▶ **Direction**: Compile every line that includes the word "SCADA".

# start of Supplied information

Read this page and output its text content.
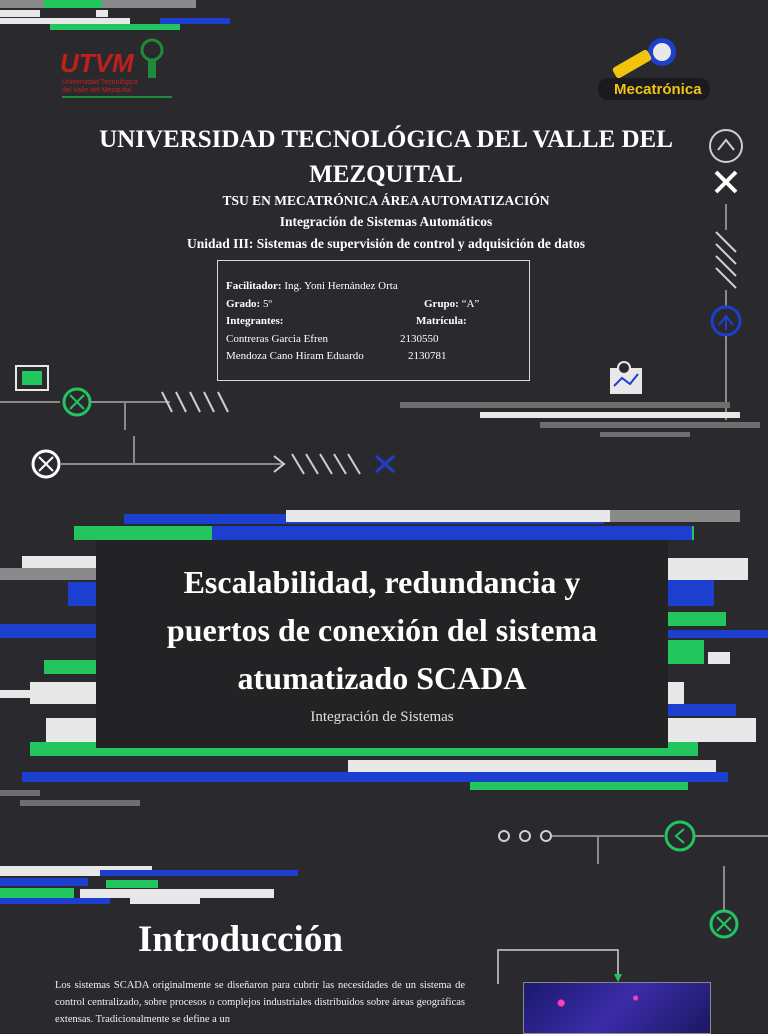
UTVM
Universidad Tecnológica
del Valle del Mezquital	Mecatrónica
UNIVERSIDAD TECNOLÓGICA DEL VALLE DEL MEZQUITAL
TSU EN MECATRÓNICA ÁREA AUTOMATIZACIÓN
Integración de Sistemas Automáticos
Unidad III: Sistemas de supervisión de control y adquisición de datos
Facilitador: Ing. Yoni Hernández Orta
Grado: 5º	Grupo: “A”
Integrantes:	Matrícula:
Contreras Garcia Efren	2130550
Mendoza Cano Hiram Eduardo	2130781
Escalabilidad, redundancia y
puertos de conexión del sistema
atumatizado SCADA
Integración de Sistemas
Introducción
Los sistemas SCADA originalmente se diseñaron para cubrir las necesidades de un sistema de control centralizado, sobre procesos o complejos industriales distribuidos sobre áreas geográficas extensas. Tradicionalmente se define a un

# end of Supplied information

▶ **Answer to the task**:
atumatizado SCADA
Los sistemas SCADA originalmente se diseñaron para cubrir las necesidades de un sistema de control centralizado, sobre procesos o complejos industriales distribuidos sobre áreas geográficas extensas. Tradicionalmente se define a un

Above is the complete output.